Dataset content -
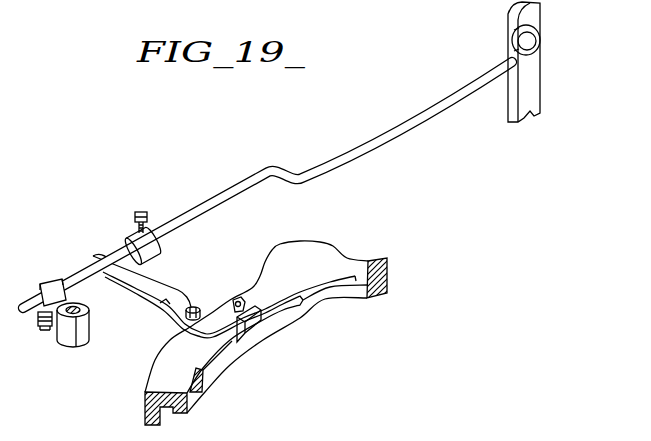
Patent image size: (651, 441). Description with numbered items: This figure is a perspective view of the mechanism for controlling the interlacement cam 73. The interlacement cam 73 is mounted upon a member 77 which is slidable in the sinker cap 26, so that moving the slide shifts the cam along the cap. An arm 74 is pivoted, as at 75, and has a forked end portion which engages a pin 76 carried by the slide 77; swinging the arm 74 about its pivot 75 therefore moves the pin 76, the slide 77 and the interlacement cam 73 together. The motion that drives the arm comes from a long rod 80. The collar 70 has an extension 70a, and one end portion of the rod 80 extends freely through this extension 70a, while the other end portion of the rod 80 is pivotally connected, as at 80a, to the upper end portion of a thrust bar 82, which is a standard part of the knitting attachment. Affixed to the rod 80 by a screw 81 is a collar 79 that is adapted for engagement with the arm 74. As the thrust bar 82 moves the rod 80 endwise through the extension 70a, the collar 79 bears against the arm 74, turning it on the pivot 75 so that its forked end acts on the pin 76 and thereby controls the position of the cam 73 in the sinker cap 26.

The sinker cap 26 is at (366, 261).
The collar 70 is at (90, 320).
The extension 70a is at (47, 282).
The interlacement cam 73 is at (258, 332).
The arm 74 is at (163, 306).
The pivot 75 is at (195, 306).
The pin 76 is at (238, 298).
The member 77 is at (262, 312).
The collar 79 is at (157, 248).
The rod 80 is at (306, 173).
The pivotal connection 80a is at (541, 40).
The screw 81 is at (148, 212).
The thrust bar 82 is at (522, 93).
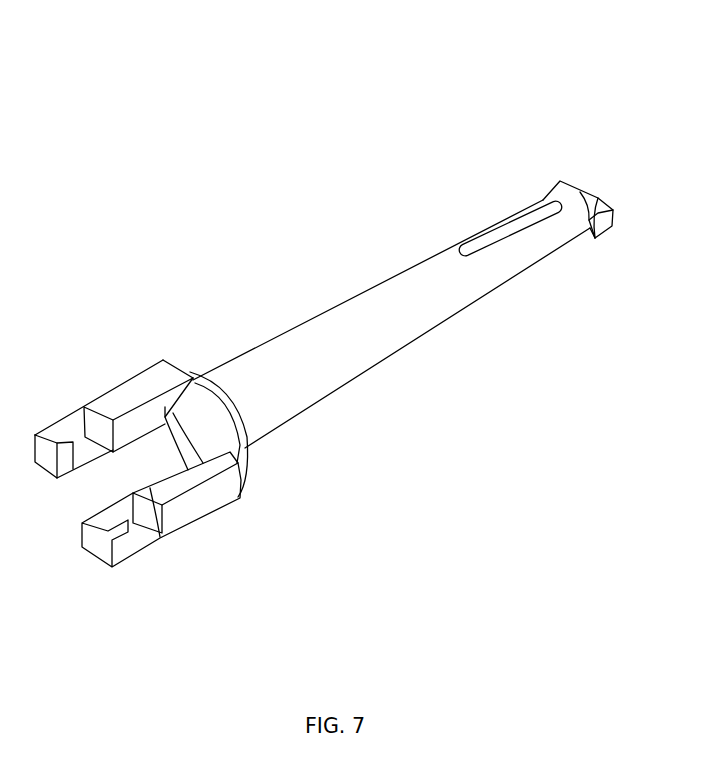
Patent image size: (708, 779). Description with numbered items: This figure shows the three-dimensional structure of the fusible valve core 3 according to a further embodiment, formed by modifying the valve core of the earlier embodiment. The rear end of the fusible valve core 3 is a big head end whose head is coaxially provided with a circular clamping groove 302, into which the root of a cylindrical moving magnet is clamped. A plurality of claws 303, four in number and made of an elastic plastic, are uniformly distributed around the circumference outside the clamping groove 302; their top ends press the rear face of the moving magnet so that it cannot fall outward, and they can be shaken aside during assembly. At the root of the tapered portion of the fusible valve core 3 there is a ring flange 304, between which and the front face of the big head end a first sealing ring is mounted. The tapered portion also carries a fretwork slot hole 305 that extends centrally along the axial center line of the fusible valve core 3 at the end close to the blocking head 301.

Short problem -
Select every line of the listing above that contains the word "screw", and reproduce each such line in full.

The response -
Patent image size: (651, 441). Description with numbered items: This figure is a perspective view of the mechanism for controlling the interlacement cam 73. The interlacement cam 73 is mounted upon a member 77 which is slidable in the sinker cap 26, so that moving the slide shifts the cam along the cap. An arm 74 is pivoted, as at 75, and has a forked end portion which engages a pin 76 carried by the slide 77; swinging the arm 74 about its pivot 75 therefore moves the pin 76, the slide 77 and the interlacement cam 73 together. The motion that drives the arm comes from a long rod 80. The collar 70 has an extension 70a, and one end portion of the rod 80 extends freely through this extension 70a, while the other end portion of the rod 80 is pivotally connected, as at 80a, to the upper end portion of a thrust bar 82, which is a standard part of the knitting attachment. Affixed to the rod 80 by a screw 81 is a collar 79 that is adapted for engagement with the arm 74. As the thrust bar 82 moves the rod 80 endwise through the extension 70a, the collar 79 bears against the arm 74, turning it on the pivot 75 so that its forked end acts on the pin 76 and thereby controls the position of the cam 73 in the sinker cap 26.
The screw 81 is at (148, 212).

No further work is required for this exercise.